What to do =
Scan the lines below for the word "subtitle". Copy each line you find it in.

start Dataset extract

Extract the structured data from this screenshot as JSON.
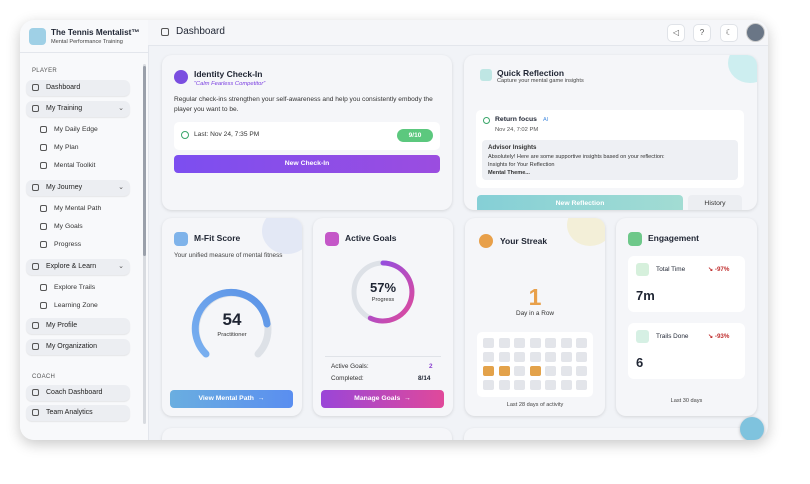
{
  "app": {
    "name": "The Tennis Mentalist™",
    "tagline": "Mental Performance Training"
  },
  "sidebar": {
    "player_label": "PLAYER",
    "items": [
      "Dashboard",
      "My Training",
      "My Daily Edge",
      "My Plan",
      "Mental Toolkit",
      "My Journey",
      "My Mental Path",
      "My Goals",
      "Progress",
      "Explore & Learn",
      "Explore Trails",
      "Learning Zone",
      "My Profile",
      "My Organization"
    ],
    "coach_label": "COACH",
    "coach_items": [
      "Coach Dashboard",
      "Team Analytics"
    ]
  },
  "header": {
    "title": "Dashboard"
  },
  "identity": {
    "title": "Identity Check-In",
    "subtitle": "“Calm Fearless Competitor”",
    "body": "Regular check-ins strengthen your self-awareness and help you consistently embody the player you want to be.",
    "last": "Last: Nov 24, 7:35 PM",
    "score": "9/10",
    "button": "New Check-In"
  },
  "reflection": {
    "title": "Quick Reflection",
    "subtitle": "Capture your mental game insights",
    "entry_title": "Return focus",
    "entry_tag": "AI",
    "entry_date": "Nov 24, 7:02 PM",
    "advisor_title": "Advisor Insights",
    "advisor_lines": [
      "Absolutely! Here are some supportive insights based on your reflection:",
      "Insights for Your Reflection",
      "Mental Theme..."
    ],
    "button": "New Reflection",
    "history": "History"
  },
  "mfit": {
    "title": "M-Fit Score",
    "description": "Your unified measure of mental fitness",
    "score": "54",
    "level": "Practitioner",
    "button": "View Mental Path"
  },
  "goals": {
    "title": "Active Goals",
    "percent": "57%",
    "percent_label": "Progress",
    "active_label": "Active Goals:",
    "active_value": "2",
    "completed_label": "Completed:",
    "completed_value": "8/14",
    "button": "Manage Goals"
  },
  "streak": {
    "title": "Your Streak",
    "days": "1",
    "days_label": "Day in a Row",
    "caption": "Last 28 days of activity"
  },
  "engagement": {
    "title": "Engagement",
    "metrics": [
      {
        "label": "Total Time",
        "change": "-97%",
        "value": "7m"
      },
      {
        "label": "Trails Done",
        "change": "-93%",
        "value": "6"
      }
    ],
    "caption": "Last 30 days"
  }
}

end Dataset extract
start Dataset extract

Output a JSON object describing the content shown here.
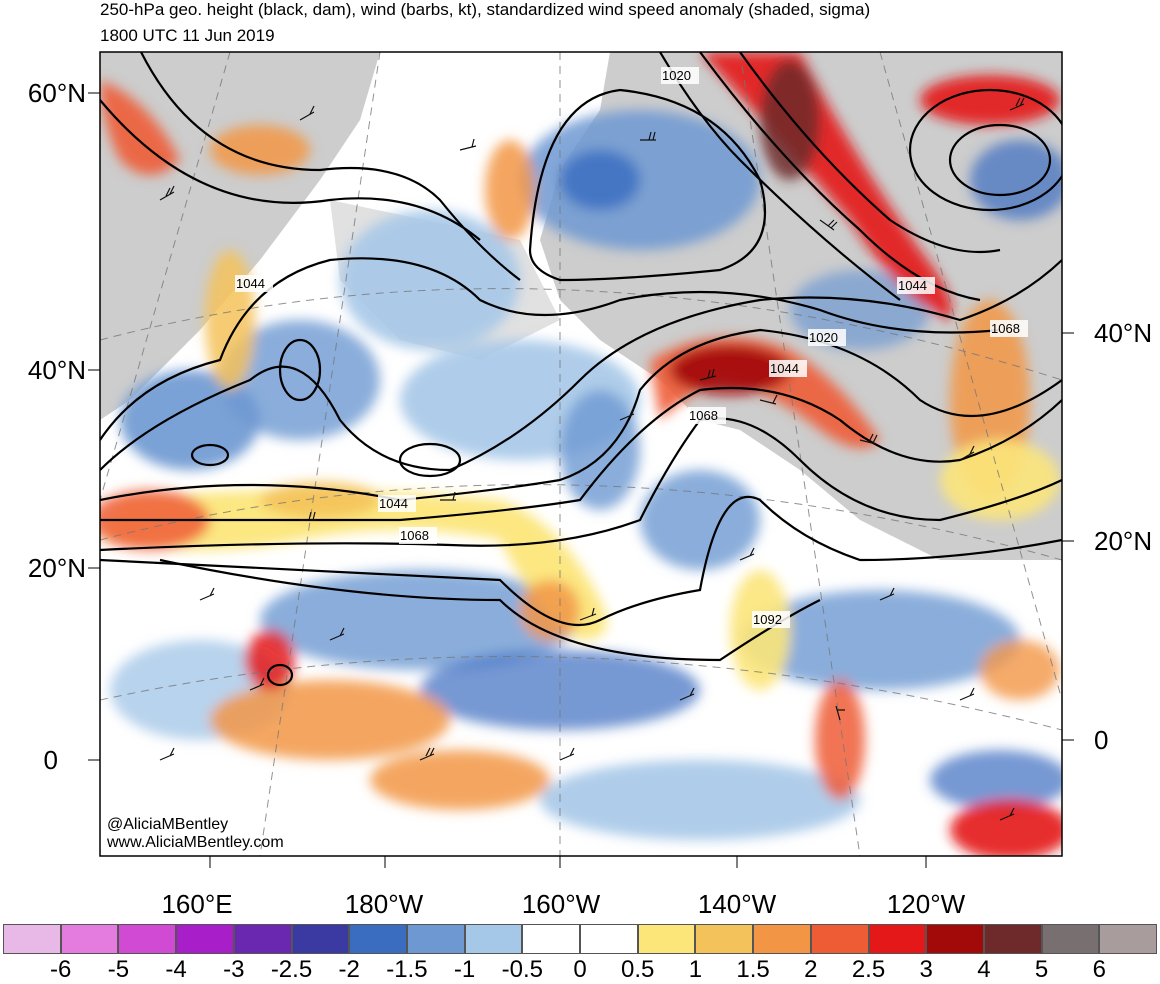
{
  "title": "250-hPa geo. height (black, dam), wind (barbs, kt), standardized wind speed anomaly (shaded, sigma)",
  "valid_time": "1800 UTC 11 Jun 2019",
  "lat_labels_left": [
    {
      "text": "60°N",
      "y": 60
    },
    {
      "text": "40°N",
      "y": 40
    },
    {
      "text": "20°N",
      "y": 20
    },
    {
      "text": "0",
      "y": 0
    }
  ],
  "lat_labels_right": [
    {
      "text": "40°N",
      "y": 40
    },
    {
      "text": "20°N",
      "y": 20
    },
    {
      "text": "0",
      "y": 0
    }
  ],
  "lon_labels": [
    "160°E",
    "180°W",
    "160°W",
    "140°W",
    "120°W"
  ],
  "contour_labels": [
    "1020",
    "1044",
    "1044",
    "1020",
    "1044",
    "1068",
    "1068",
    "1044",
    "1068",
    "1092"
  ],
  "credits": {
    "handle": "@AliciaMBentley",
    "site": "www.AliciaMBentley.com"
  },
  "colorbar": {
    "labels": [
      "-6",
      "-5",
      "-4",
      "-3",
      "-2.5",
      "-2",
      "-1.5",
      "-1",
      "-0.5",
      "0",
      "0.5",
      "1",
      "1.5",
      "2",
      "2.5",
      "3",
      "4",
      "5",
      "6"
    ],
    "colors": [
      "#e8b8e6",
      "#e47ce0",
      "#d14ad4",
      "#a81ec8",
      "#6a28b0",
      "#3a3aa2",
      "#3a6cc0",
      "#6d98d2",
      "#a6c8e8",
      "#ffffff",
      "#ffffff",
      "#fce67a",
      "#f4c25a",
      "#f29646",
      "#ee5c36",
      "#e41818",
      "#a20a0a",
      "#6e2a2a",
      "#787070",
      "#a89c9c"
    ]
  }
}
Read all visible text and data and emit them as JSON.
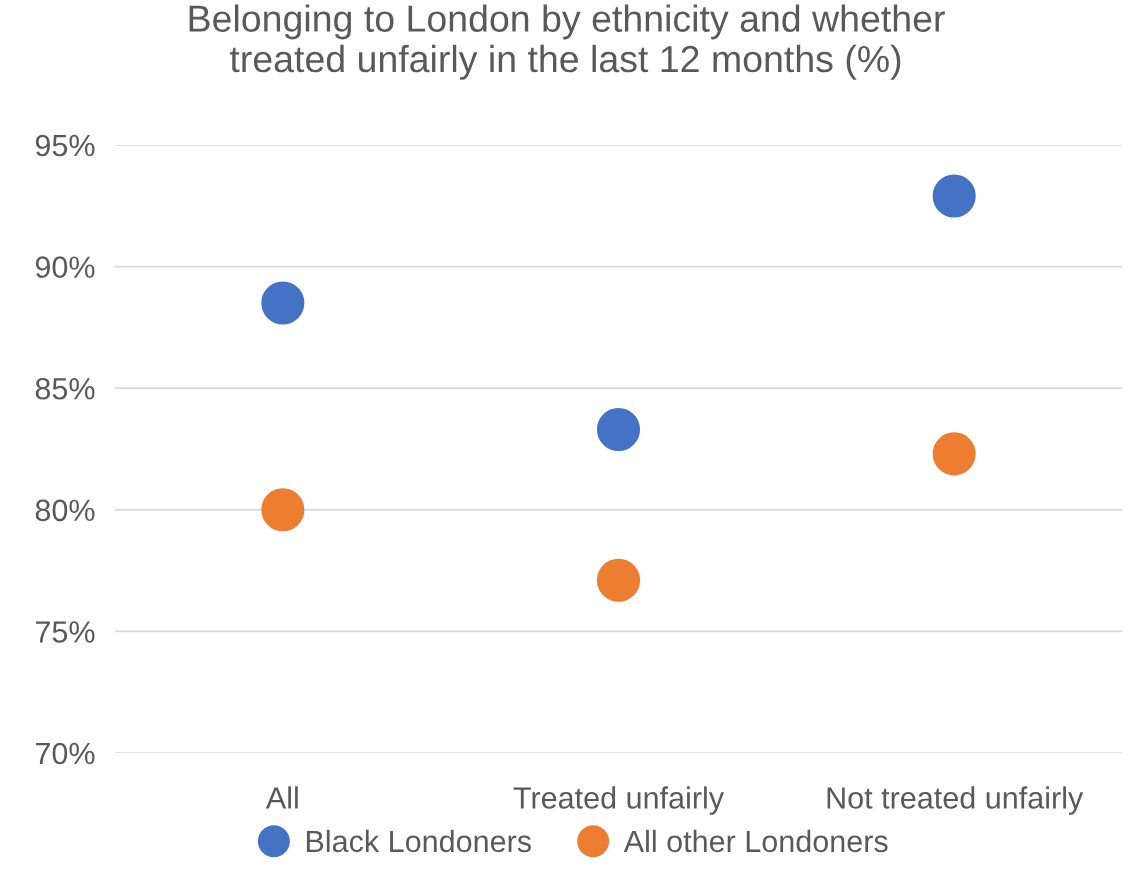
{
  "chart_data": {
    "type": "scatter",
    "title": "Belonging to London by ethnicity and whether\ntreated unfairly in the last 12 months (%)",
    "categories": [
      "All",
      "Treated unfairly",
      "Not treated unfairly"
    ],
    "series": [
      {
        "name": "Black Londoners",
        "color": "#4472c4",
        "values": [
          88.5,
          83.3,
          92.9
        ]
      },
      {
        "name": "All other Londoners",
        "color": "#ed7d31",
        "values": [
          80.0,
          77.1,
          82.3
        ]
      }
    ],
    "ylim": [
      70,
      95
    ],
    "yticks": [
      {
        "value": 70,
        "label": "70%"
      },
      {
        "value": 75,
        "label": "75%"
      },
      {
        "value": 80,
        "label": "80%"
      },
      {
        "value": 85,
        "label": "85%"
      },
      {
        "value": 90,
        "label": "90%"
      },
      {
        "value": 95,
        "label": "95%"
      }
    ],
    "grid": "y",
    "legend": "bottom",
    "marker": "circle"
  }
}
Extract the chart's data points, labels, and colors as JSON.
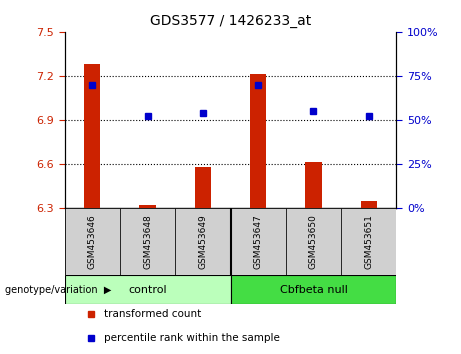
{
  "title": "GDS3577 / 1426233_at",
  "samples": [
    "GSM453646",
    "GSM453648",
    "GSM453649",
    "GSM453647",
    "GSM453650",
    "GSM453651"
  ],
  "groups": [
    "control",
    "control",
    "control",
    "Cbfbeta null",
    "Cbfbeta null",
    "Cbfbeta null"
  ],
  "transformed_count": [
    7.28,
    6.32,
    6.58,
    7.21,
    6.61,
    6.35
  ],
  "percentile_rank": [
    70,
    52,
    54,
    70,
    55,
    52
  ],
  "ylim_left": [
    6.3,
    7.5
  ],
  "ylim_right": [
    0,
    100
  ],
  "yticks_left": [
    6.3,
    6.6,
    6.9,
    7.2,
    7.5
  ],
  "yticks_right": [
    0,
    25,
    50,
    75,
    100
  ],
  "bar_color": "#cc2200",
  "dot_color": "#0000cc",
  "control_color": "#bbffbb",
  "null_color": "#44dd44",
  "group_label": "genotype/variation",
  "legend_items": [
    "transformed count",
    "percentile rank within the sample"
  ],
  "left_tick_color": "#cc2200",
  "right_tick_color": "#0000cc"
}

end Dataset extract
start Dataset extract

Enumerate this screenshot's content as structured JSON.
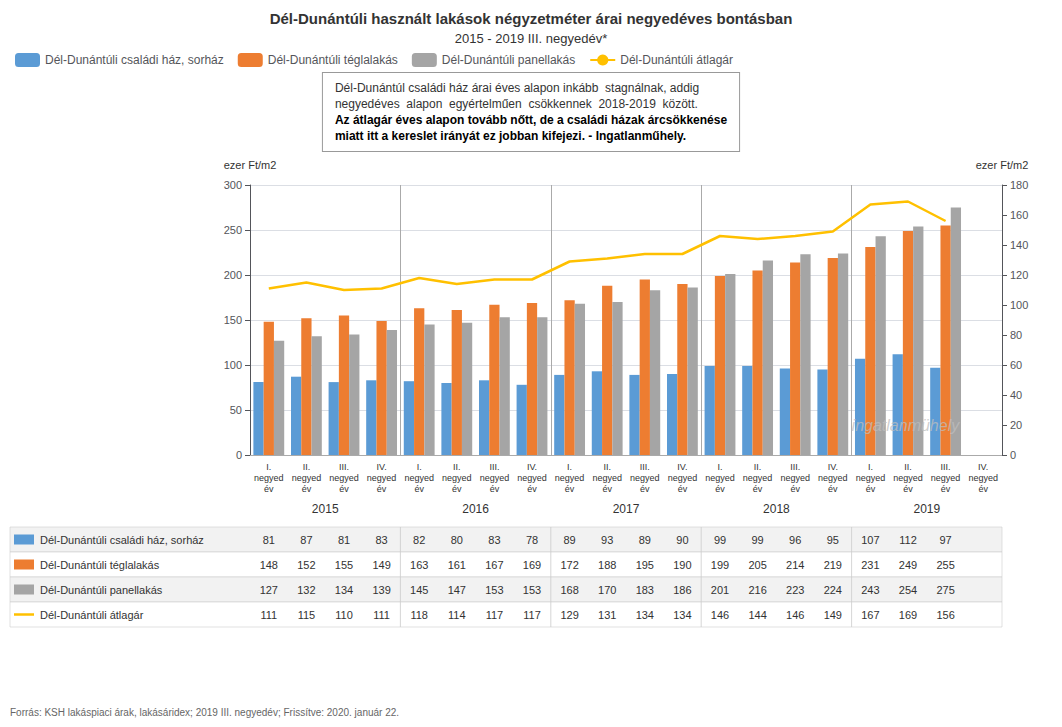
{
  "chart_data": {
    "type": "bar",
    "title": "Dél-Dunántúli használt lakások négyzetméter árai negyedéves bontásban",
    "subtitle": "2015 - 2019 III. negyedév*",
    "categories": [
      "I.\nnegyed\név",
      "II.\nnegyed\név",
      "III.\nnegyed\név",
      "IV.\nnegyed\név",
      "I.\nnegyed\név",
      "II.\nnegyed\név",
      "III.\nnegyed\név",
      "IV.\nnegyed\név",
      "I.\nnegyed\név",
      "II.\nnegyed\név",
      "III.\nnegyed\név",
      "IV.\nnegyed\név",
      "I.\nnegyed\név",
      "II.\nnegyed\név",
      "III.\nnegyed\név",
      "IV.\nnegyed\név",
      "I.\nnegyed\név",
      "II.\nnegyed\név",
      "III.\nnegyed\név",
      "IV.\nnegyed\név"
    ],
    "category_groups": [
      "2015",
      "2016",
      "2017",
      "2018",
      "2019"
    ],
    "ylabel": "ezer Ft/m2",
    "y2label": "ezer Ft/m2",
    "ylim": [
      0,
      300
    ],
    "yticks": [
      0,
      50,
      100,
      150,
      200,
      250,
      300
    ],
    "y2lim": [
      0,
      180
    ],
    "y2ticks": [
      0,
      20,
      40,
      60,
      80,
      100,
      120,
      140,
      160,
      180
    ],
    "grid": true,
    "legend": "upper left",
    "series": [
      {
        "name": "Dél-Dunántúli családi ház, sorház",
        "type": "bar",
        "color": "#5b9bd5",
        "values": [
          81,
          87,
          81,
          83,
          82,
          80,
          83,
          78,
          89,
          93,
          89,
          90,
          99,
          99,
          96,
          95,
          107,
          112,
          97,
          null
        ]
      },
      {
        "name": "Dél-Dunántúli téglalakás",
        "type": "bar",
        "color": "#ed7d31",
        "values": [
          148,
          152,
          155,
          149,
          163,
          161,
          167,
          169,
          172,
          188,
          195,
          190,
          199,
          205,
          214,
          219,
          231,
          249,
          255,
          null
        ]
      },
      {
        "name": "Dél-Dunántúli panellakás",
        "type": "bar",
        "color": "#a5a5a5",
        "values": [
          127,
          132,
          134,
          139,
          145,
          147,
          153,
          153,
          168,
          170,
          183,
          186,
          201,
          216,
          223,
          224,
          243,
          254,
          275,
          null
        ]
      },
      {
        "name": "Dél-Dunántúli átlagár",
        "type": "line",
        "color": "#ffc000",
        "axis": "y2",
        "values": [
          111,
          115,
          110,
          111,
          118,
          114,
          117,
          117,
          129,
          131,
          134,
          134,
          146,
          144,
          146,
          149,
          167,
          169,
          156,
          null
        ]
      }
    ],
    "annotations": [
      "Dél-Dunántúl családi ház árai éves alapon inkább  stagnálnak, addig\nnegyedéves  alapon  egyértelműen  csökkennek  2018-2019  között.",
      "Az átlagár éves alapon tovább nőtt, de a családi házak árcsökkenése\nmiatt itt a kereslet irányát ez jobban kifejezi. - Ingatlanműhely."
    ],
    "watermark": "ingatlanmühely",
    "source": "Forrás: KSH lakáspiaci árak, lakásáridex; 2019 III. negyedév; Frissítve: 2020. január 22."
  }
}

end Dataset extract

Answer below =
    "subtitle": "“Calm Fearless Competitor”",
    "subtitle": "Capture your mental game insights",
    "subtitle": "2015 - 2019 III. negyedév*",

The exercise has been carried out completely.